§ **Required task**:
Pictures do not belong in the copy; transcribe everything else in the records exactly.

§ **Provided data**:
┄┄┄┄┄┄┄┄┄┄┄┄┄┄┄┄┄┄┄┄

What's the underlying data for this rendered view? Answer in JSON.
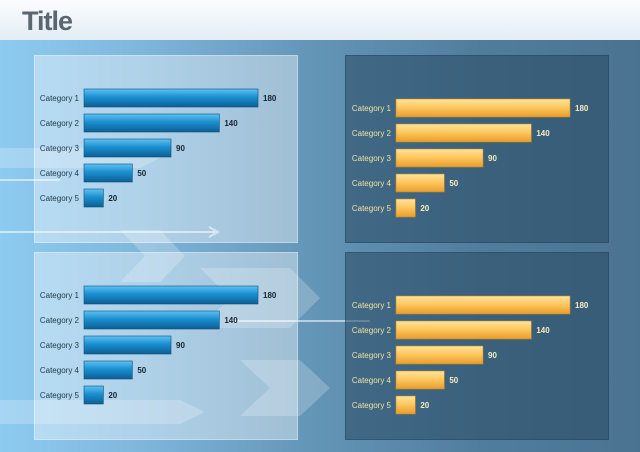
{
  "title": "Title",
  "colors": {
    "blue_bar": "#1a8fd0",
    "orange_bar": "#fdc45a"
  },
  "chart_data": [
    {
      "type": "bar",
      "orientation": "horizontal",
      "theme": "blue",
      "categories": [
        "Category 1",
        "Category 2",
        "Category 3",
        "Category 4",
        "Category 5"
      ],
      "values": [
        180,
        140,
        90,
        50,
        20
      ],
      "value_labels": [
        "180",
        "140",
        "90",
        "50",
        "20"
      ]
    },
    {
      "type": "bar",
      "orientation": "horizontal",
      "theme": "orange",
      "categories": [
        "Category 1",
        "Category 2",
        "Category 3",
        "Category 4",
        "Category 5"
      ],
      "values": [
        180,
        140,
        90,
        50,
        20
      ],
      "value_labels": [
        "180",
        "140",
        "90",
        "50",
        "20"
      ]
    },
    {
      "type": "bar",
      "orientation": "horizontal",
      "theme": "blue",
      "categories": [
        "Category 1",
        "Category 2",
        "Category 3",
        "Category 4",
        "Category 5"
      ],
      "values": [
        180,
        140,
        90,
        50,
        20
      ],
      "value_labels": [
        "180",
        "140",
        "90",
        "50",
        "20"
      ]
    },
    {
      "type": "bar",
      "orientation": "horizontal",
      "theme": "orange",
      "categories": [
        "Category 1",
        "Category 2",
        "Category 3",
        "Category 4",
        "Category 5"
      ],
      "values": [
        180,
        140,
        90,
        50,
        20
      ],
      "value_labels": [
        "180",
        "140",
        "90",
        "50",
        "20"
      ]
    }
  ]
}
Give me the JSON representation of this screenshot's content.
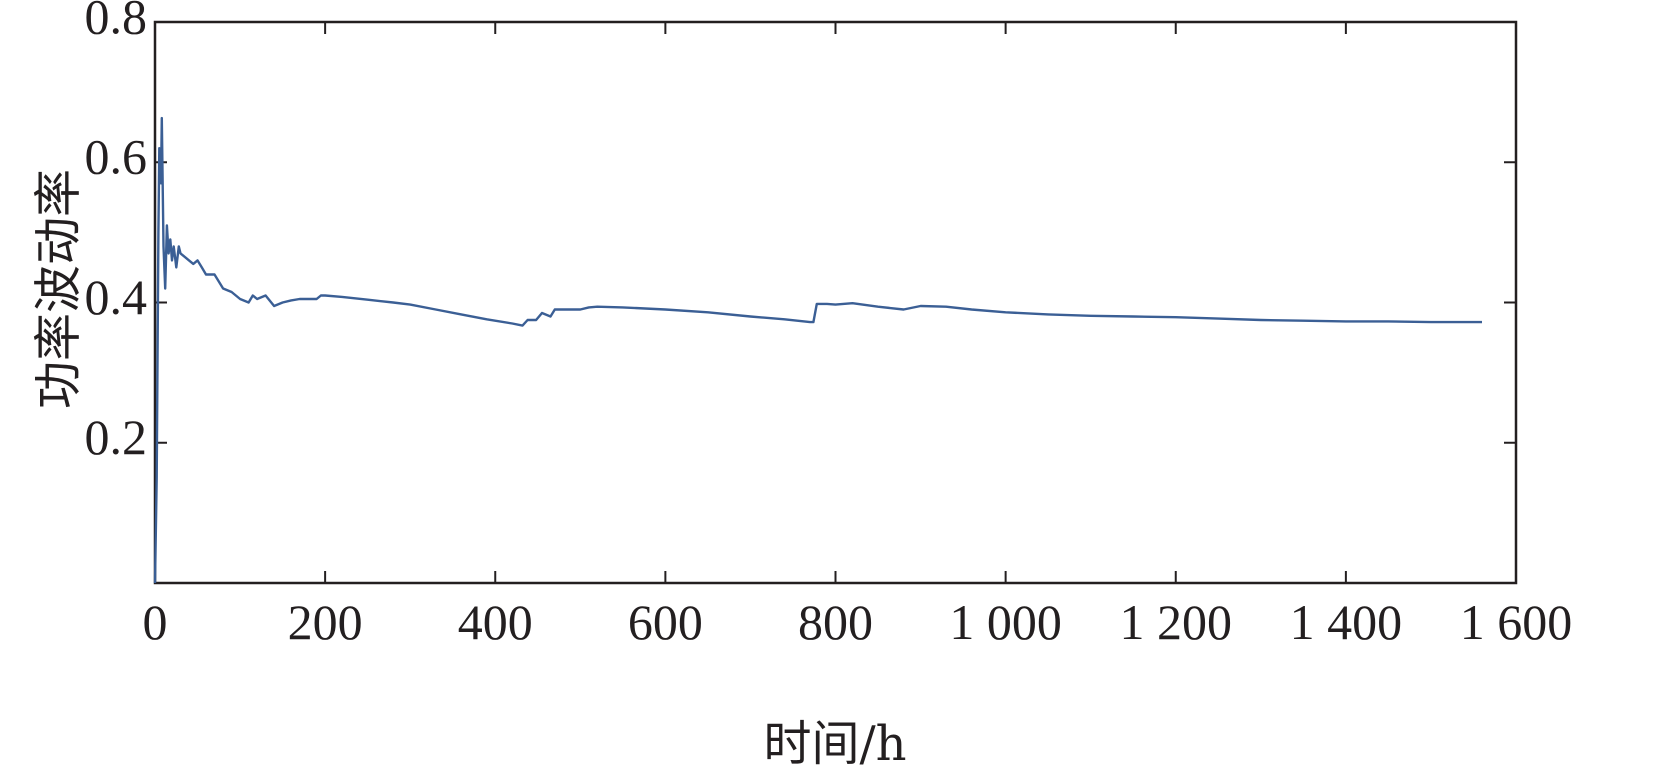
{
  "chart_data": {
    "type": "line",
    "title": "",
    "xlabel": "时间/h",
    "ylabel": "功率波动率",
    "xlim": [
      0,
      1600
    ],
    "ylim": [
      0,
      0.8
    ],
    "xticks": [
      0,
      200,
      400,
      600,
      800,
      1000,
      1200,
      1400,
      1600
    ],
    "xtick_labels": [
      "0",
      "200",
      "400",
      "600",
      "800",
      "1 000",
      "1 200",
      "1 400",
      "1 600"
    ],
    "yticks": [
      0.2,
      0.4,
      0.6,
      0.8
    ],
    "ytick_labels": [
      "0.2",
      "0.4",
      "0.6",
      "0.8"
    ],
    "grid": false,
    "color": "#3b5f95",
    "series": [
      {
        "x": [
          0,
          2,
          4,
          5,
          7,
          8,
          10,
          12,
          14,
          16,
          18,
          20,
          22,
          25,
          28,
          30,
          35,
          40,
          45,
          50,
          55,
          60,
          70,
          80,
          90,
          100,
          110,
          115,
          120,
          130,
          140,
          150,
          160,
          170,
          180,
          190,
          195,
          200,
          220,
          250,
          280,
          300,
          330,
          360,
          390,
          420,
          432,
          438,
          448,
          455,
          465,
          470,
          480,
          500,
          510,
          520,
          550,
          600,
          650,
          700,
          740,
          770,
          774,
          778,
          790,
          800,
          820,
          850,
          880,
          900,
          930,
          960,
          1000,
          1050,
          1100,
          1150,
          1200,
          1250,
          1300,
          1350,
          1400,
          1450,
          1500,
          1560
        ],
        "y": [
          0.0,
          0.15,
          0.5,
          0.62,
          0.57,
          0.663,
          0.48,
          0.42,
          0.51,
          0.47,
          0.49,
          0.46,
          0.48,
          0.45,
          0.48,
          0.47,
          0.465,
          0.46,
          0.455,
          0.46,
          0.45,
          0.44,
          0.44,
          0.42,
          0.415,
          0.405,
          0.4,
          0.41,
          0.405,
          0.41,
          0.395,
          0.4,
          0.403,
          0.405,
          0.405,
          0.405,
          0.41,
          0.41,
          0.408,
          0.404,
          0.4,
          0.397,
          0.39,
          0.383,
          0.376,
          0.37,
          0.367,
          0.375,
          0.375,
          0.385,
          0.38,
          0.39,
          0.39,
          0.39,
          0.393,
          0.394,
          0.393,
          0.39,
          0.386,
          0.38,
          0.376,
          0.372,
          0.372,
          0.398,
          0.398,
          0.397,
          0.399,
          0.394,
          0.39,
          0.395,
          0.394,
          0.39,
          0.386,
          0.383,
          0.381,
          0.38,
          0.379,
          0.377,
          0.375,
          0.374,
          0.373,
          0.373,
          0.372,
          0.372
        ]
      }
    ]
  }
}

┄┄┄┄┄┄┄┄┄┄┄┄┄┄┄┄┄┄┄┄

§ **Solution to this problem**:
What's the underlying data for this rendered view? Answer in JSON.
{
  "title": "Title",
  "colors": {
    "blue_bar": "#1a8fd0",
    "orange_bar": "#fdc45a"
  },
  "chart_data": [
    {
      "type": "bar",
      "orientation": "horizontal",
      "theme": "blue",
      "categories": [
        "Category 1",
        "Category 2",
        "Category 3",
        "Category 4",
        "Category 5"
      ],
      "values": [
        180,
        140,
        90,
        50,
        20
      ],
      "value_labels": [
        "180",
        "140",
        "90",
        "50",
        "20"
      ]
    },
    {
      "type": "bar",
      "orientation": "horizontal",
      "theme": "orange",
      "categories": [
        "Category 1",
        "Category 2",
        "Category 3",
        "Category 4",
        "Category 5"
      ],
      "values": [
        180,
        140,
        90,
        50,
        20
      ],
      "value_labels": [
        "180",
        "140",
        "90",
        "50",
        "20"
      ]
    },
    {
      "type": "bar",
      "orientation": "horizontal",
      "theme": "blue",
      "categories": [
        "Category 1",
        "Category 2",
        "Category 3",
        "Category 4",
        "Category 5"
      ],
      "values": [
        180,
        140,
        90,
        50,
        20
      ],
      "value_labels": [
        "180",
        "140",
        "90",
        "50",
        "20"
      ]
    },
    {
      "type": "bar",
      "orientation": "horizontal",
      "theme": "orange",
      "categories": [
        "Category 1",
        "Category 2",
        "Category 3",
        "Category 4",
        "Category 5"
      ],
      "values": [
        180,
        140,
        90,
        50,
        20
      ],
      "value_labels": [
        "180",
        "140",
        "90",
        "50",
        "20"
      ]
    }
  ]
}
Give me the JSON representation of this screenshot's content.
{
  "chart_data": {
    "type": "line",
    "title": "",
    "xlabel": "时间/h",
    "ylabel": "功率波动率",
    "xlim": [
      0,
      1600
    ],
    "ylim": [
      0,
      0.8
    ],
    "xticks": [
      0,
      200,
      400,
      600,
      800,
      1000,
      1200,
      1400,
      1600
    ],
    "xtick_labels": [
      "0",
      "200",
      "400",
      "600",
      "800",
      "1 000",
      "1 200",
      "1 400",
      "1 600"
    ],
    "yticks": [
      0.2,
      0.4,
      0.6,
      0.8
    ],
    "ytick_labels": [
      "0.2",
      "0.4",
      "0.6",
      "0.8"
    ],
    "grid": false,
    "color": "#3b5f95",
    "series": [
      {
        "x": [
          0,
          2,
          4,
          5,
          7,
          8,
          10,
          12,
          14,
          16,
          18,
          20,
          22,
          25,
          28,
          30,
          35,
          40,
          45,
          50,
          55,
          60,
          70,
          80,
          90,
          100,
          110,
          115,
          120,
          130,
          140,
          150,
          160,
          170,
          180,
          190,
          195,
          200,
          220,
          250,
          280,
          300,
          330,
          360,
          390,
          420,
          432,
          438,
          448,
          455,
          465,
          470,
          480,
          500,
          510,
          520,
          550,
          600,
          650,
          700,
          740,
          770,
          774,
          778,
          790,
          800,
          820,
          850,
          880,
          900,
          930,
          960,
          1000,
          1050,
          1100,
          1150,
          1200,
          1250,
          1300,
          1350,
          1400,
          1450,
          1500,
          1560
        ],
        "y": [
          0.0,
          0.15,
          0.5,
          0.62,
          0.57,
          0.663,
          0.48,
          0.42,
          0.51,
          0.47,
          0.49,
          0.46,
          0.48,
          0.45,
          0.48,
          0.47,
          0.465,
          0.46,
          0.455,
          0.46,
          0.45,
          0.44,
          0.44,
          0.42,
          0.415,
          0.405,
          0.4,
          0.41,
          0.405,
          0.41,
          0.395,
          0.4,
          0.403,
          0.405,
          0.405,
          0.405,
          0.41,
          0.41,
          0.408,
          0.404,
          0.4,
          0.397,
          0.39,
          0.383,
          0.376,
          0.37,
          0.367,
          0.375,
          0.375,
          0.385,
          0.38,
          0.39,
          0.39,
          0.39,
          0.393,
          0.394,
          0.393,
          0.39,
          0.386,
          0.38,
          0.376,
          0.372,
          0.372,
          0.398,
          0.398,
          0.397,
          0.399,
          0.394,
          0.39,
          0.395,
          0.394,
          0.39,
          0.386,
          0.383,
          0.381,
          0.38,
          0.379,
          0.377,
          0.375,
          0.374,
          0.373,
          0.373,
          0.372,
          0.372
        ]
      }
    ]
  }
}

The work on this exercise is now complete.